─── Extracted entries
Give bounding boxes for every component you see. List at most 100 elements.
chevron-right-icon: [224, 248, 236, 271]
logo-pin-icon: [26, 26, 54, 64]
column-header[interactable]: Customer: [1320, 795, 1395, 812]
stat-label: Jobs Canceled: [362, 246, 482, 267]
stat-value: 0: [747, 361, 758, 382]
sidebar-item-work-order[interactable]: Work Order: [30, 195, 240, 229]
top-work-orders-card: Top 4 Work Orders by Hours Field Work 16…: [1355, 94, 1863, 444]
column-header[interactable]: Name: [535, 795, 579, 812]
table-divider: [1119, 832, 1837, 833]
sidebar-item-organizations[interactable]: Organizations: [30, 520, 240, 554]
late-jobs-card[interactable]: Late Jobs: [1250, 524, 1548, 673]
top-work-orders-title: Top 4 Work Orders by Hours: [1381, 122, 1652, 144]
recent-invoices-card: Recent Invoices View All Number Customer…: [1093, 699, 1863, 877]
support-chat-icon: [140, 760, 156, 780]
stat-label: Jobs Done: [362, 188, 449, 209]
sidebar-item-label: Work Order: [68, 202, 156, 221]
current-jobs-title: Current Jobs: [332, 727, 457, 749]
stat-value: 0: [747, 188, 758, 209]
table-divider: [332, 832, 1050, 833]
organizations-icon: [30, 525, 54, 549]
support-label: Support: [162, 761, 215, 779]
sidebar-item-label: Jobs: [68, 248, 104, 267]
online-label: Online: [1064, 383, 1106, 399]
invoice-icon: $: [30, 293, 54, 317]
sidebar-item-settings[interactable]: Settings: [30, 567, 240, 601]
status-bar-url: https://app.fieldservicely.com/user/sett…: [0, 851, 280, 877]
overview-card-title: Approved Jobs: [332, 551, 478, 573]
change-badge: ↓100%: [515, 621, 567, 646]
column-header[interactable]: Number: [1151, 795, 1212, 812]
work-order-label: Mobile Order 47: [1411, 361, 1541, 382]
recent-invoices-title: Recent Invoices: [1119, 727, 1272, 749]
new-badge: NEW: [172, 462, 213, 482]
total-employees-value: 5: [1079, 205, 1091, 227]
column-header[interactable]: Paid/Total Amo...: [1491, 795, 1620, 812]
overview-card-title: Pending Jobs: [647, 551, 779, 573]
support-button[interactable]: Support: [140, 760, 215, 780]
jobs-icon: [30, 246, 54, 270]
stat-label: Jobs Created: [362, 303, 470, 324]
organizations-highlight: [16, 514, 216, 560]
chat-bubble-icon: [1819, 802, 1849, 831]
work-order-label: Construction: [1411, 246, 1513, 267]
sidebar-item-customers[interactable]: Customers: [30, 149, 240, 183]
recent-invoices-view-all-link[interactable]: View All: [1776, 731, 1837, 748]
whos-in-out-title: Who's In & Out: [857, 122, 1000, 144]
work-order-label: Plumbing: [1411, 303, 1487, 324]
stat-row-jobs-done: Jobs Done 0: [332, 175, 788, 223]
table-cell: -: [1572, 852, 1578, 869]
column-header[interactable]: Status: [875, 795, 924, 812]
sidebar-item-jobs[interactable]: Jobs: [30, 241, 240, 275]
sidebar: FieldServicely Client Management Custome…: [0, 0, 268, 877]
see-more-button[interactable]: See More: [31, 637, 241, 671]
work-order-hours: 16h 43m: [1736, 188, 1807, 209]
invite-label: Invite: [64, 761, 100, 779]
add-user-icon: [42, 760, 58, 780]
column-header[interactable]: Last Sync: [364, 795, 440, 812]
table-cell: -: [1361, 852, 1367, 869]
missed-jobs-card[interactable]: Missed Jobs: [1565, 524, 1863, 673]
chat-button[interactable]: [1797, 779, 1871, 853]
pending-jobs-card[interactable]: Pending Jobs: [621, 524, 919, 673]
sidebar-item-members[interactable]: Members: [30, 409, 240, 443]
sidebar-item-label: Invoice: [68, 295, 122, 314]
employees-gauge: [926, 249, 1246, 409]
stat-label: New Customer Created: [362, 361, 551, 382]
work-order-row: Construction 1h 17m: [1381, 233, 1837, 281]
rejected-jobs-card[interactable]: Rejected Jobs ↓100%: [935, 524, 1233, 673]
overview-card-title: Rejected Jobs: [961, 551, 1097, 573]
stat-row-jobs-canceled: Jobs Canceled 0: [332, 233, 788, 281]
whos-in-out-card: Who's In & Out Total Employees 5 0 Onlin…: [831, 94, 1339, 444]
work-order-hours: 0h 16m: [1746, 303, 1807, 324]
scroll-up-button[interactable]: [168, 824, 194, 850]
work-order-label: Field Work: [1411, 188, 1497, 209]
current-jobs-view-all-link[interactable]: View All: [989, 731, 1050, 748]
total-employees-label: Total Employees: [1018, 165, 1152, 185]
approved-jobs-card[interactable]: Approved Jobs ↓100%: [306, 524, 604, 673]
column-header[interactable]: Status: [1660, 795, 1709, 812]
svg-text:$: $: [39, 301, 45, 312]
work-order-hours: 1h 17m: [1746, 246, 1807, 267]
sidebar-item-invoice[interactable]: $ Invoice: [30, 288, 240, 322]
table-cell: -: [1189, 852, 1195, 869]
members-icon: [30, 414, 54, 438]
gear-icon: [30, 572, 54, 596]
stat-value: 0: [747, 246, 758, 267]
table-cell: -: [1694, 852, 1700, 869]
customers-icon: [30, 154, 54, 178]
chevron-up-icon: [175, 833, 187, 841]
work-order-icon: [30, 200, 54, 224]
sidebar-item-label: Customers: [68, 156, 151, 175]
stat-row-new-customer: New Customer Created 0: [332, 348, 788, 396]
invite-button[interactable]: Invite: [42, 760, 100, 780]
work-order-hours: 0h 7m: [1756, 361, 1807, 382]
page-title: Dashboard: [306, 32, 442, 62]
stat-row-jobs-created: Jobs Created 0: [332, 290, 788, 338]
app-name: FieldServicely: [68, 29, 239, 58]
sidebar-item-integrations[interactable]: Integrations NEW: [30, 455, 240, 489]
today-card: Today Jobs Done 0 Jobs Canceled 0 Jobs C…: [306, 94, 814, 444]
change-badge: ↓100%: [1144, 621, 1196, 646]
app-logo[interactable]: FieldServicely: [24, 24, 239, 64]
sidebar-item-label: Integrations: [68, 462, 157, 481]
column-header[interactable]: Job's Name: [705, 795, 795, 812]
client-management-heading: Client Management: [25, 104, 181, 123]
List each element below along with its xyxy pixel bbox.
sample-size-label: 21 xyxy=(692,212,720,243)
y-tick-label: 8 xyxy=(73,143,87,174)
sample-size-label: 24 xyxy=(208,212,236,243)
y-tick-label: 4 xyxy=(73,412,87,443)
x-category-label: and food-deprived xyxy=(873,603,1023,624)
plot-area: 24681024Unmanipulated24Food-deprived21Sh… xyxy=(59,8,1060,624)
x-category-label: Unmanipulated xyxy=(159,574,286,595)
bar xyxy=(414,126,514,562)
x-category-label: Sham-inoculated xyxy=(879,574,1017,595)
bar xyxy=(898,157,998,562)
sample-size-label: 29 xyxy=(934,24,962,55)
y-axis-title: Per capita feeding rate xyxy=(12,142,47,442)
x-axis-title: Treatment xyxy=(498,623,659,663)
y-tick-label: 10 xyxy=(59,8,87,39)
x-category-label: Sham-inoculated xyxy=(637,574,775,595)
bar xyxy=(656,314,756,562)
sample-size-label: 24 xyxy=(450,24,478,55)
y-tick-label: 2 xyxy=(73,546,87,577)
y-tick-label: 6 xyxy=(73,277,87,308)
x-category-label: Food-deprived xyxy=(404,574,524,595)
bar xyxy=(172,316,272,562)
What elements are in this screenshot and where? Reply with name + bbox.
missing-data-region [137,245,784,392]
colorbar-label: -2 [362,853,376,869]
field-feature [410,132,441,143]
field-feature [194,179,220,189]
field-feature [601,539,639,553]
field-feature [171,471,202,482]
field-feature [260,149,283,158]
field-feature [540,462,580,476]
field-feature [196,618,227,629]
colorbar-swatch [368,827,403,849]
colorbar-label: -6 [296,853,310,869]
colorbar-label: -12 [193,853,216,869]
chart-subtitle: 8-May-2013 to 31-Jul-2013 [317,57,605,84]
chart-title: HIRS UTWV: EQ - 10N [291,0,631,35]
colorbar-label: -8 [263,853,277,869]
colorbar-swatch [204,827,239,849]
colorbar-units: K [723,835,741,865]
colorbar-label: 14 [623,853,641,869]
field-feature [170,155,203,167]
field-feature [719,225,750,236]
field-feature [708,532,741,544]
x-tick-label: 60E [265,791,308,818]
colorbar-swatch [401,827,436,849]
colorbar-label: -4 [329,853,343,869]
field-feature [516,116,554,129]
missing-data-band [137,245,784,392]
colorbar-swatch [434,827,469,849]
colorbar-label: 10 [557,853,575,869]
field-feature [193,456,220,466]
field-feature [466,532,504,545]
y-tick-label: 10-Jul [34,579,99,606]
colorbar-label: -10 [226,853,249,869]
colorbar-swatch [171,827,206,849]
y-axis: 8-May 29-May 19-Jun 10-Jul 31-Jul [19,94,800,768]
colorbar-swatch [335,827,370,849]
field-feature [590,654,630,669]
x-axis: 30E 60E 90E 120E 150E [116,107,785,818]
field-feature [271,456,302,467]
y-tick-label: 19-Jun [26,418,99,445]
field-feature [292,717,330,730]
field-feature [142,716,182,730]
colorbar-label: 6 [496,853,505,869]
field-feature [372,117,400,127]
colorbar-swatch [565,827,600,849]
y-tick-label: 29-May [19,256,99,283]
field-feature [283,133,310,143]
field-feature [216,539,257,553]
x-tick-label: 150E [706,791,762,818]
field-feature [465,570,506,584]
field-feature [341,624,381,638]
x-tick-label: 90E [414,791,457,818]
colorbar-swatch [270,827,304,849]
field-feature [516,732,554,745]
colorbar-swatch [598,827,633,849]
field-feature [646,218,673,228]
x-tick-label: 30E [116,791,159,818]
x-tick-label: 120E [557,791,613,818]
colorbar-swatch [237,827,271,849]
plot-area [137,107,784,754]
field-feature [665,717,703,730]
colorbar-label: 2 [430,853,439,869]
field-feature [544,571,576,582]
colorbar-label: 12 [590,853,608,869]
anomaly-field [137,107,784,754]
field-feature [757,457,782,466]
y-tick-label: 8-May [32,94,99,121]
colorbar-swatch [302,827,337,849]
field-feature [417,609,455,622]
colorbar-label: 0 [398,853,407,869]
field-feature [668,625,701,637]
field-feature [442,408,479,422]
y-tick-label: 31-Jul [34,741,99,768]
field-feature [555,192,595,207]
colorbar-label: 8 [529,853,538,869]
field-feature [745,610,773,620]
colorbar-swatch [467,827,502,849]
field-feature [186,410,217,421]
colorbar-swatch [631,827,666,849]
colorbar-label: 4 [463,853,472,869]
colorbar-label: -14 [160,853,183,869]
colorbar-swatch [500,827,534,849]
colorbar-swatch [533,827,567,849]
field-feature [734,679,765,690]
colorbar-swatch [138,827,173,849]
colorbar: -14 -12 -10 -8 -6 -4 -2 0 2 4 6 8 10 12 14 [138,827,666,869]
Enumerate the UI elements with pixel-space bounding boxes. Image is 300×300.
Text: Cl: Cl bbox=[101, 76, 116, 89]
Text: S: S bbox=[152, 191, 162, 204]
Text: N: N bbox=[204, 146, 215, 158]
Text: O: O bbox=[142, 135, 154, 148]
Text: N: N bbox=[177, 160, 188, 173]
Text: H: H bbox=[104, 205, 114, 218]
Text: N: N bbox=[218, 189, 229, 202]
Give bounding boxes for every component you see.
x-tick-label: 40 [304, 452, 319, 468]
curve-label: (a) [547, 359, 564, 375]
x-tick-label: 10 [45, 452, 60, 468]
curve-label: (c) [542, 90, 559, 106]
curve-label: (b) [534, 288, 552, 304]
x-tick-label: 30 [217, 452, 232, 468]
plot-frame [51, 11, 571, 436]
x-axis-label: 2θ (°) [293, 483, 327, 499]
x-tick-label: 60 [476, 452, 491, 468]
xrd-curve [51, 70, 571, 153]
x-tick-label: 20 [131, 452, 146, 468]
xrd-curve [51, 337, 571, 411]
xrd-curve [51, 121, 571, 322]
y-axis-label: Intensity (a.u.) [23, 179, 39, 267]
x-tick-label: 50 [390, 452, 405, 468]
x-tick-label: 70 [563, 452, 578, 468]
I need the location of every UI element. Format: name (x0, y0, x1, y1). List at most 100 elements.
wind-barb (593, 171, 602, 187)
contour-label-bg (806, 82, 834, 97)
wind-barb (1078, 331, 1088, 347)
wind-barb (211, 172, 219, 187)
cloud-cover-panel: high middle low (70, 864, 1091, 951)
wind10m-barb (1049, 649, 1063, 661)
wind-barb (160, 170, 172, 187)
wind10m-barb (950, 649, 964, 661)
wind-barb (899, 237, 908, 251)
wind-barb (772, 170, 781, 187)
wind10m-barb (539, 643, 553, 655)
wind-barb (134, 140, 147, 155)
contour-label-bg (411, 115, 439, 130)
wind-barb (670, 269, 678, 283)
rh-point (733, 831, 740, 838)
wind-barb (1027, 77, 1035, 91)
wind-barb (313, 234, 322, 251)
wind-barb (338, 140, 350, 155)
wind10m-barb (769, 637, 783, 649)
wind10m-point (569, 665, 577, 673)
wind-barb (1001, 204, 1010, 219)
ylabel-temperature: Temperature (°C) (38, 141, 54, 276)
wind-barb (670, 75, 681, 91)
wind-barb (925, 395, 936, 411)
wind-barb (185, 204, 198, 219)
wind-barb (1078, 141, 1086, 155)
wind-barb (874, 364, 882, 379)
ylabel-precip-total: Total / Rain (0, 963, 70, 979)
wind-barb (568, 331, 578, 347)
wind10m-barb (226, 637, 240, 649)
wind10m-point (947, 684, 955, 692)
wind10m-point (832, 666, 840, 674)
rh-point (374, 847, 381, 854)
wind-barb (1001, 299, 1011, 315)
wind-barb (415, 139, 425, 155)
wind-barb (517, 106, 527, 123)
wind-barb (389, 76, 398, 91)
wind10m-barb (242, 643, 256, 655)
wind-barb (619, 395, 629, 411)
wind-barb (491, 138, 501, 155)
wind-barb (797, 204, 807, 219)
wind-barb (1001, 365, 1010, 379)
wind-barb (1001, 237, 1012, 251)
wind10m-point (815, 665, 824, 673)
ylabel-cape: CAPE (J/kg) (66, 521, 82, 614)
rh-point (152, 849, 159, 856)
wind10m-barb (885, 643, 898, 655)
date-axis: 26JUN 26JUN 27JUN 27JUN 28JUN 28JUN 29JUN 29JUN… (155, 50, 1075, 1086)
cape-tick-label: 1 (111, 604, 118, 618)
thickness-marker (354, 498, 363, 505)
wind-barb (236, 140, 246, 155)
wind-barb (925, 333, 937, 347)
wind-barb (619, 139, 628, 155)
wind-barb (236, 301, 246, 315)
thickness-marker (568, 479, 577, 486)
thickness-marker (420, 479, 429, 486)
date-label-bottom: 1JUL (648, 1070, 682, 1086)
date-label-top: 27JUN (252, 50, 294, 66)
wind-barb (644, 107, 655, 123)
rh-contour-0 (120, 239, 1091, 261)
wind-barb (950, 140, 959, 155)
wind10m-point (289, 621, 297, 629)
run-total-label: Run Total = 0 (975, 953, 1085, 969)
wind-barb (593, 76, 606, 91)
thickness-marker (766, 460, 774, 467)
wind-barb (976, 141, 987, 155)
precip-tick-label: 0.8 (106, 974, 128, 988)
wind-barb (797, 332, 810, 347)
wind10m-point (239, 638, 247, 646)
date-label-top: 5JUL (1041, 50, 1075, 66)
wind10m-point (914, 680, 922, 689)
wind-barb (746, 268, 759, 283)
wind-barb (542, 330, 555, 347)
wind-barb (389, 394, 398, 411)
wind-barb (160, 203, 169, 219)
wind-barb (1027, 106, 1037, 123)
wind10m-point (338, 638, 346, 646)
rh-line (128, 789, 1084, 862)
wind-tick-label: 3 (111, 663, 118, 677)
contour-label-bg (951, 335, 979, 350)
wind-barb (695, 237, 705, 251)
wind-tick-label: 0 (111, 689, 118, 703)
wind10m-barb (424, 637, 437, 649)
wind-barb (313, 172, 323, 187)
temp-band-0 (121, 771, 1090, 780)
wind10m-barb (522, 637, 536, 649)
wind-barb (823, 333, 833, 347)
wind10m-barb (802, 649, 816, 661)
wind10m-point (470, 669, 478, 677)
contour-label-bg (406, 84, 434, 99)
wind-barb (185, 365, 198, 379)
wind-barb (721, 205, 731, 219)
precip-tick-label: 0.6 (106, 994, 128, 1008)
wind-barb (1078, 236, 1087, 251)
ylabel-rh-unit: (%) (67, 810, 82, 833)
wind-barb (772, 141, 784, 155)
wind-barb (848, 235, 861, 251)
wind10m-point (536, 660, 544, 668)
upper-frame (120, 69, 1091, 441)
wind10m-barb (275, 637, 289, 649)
──────
Task ::
Select every line in the entries that contains the string "plot", where case counts.

Reply ::
plot-area: 24681024Unmanipulated24Food-deprived21Sh… xyxy=(59,8,1060,624)
plot-area [137,107,784,754]
plot-frame [51, 11, 571, 436]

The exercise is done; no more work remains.